Skip all pictures, then print the remaining material exactly.

==*==

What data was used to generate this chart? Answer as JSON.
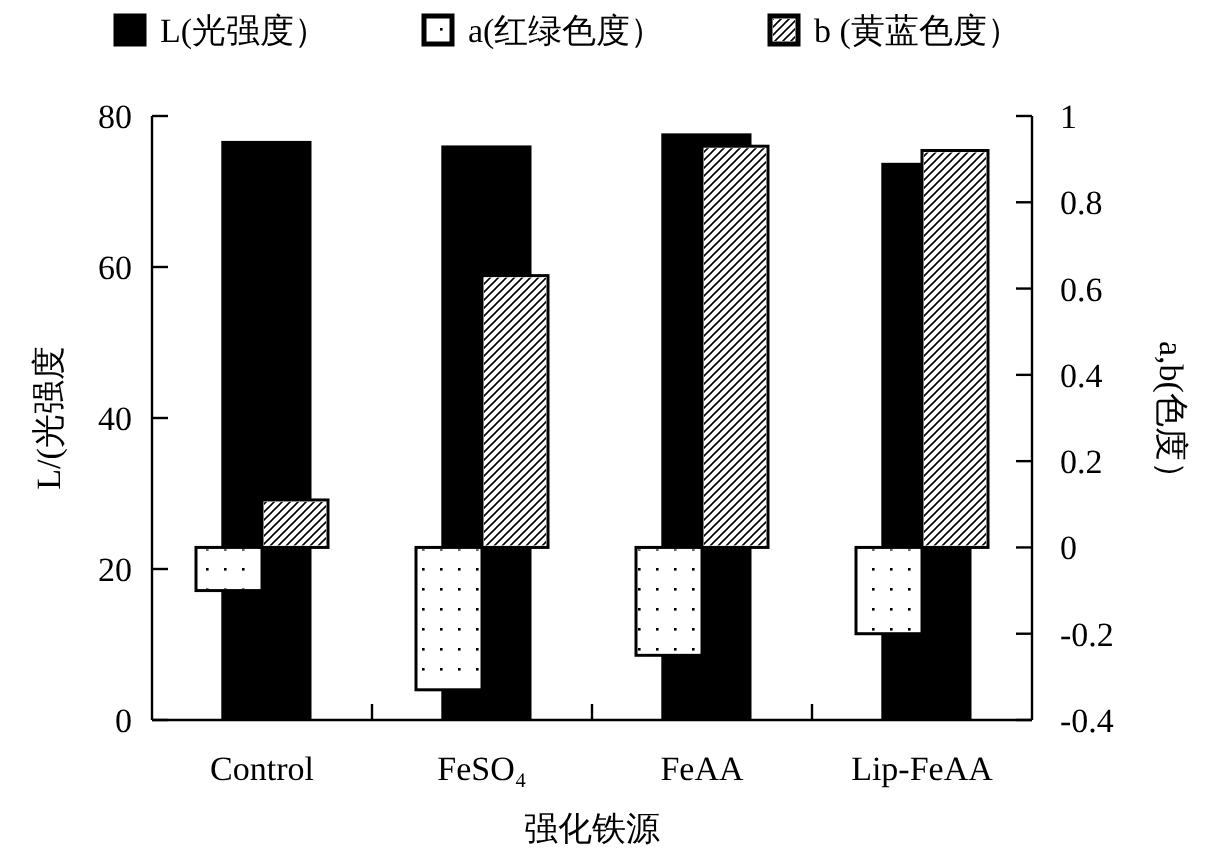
{
  "chart_data": {
    "type": "bar",
    "categories": [
      "Control",
      "FeSO₄",
      "FeAA",
      "Lip-FeAA"
    ],
    "xlabel": "强化铁源",
    "ylabel": "L/(光强度",
    "y2label": "a,b(色度）",
    "series": [
      {
        "name": "L(光强度）",
        "color": "#000000",
        "values": [
          76.7,
          76.1,
          77.7,
          73.8
        ]
      },
      {
        "name": "a(红绿色度）",
        "color": "#ffffff",
        "axis": "y2",
        "values": [
          -0.1,
          -0.33,
          -0.25,
          -0.2
        ]
      },
      {
        "name": "b (黄蓝色度）",
        "color": "#ffffff",
        "axis": "y2",
        "values": [
          0.11,
          0.63,
          0.93,
          0.92
        ]
      }
    ],
    "ylim": [
      0,
      80
    ],
    "yticks": [
      0,
      20,
      40,
      60,
      80
    ],
    "y2lim": [
      -0.4,
      1
    ],
    "y2ticks": [
      -0.4,
      -0.2,
      0,
      0.2,
      0.4,
      0.6,
      0.8,
      1
    ],
    "legend": "top",
    "grid": false
  }
}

==*==

SOLUTION TO THE PROBLEM:
What data was used to generate this chart? Answer as JSON.
{
  "chart_data": {
    "type": "bar",
    "categories": [
      "Control",
      "FeSO₄",
      "FeAA",
      "Lip-FeAA"
    ],
    "xlabel": "强化铁源",
    "ylabel": "L/(光强度",
    "y2label": "a,b(色度）",
    "series": [
      {
        "name": "L(光强度）",
        "color": "#000000",
        "values": [
          76.7,
          76.1,
          77.7,
          73.8
        ]
      },
      {
        "name": "a(红绿色度）",
        "color": "#ffffff",
        "axis": "y2",
        "values": [
          -0.1,
          -0.33,
          -0.25,
          -0.2
        ]
      },
      {
        "name": "b (黄蓝色度）",
        "color": "#ffffff",
        "axis": "y2",
        "values": [
          0.11,
          0.63,
          0.93,
          0.92
        ]
      }
    ],
    "ylim": [
      0,
      80
    ],
    "yticks": [
      0,
      20,
      40,
      60,
      80
    ],
    "y2lim": [
      -0.4,
      1
    ],
    "y2ticks": [
      -0.4,
      -0.2,
      0,
      0.2,
      0.4,
      0.6,
      0.8,
      1
    ],
    "legend": "top",
    "grid": false
  }
}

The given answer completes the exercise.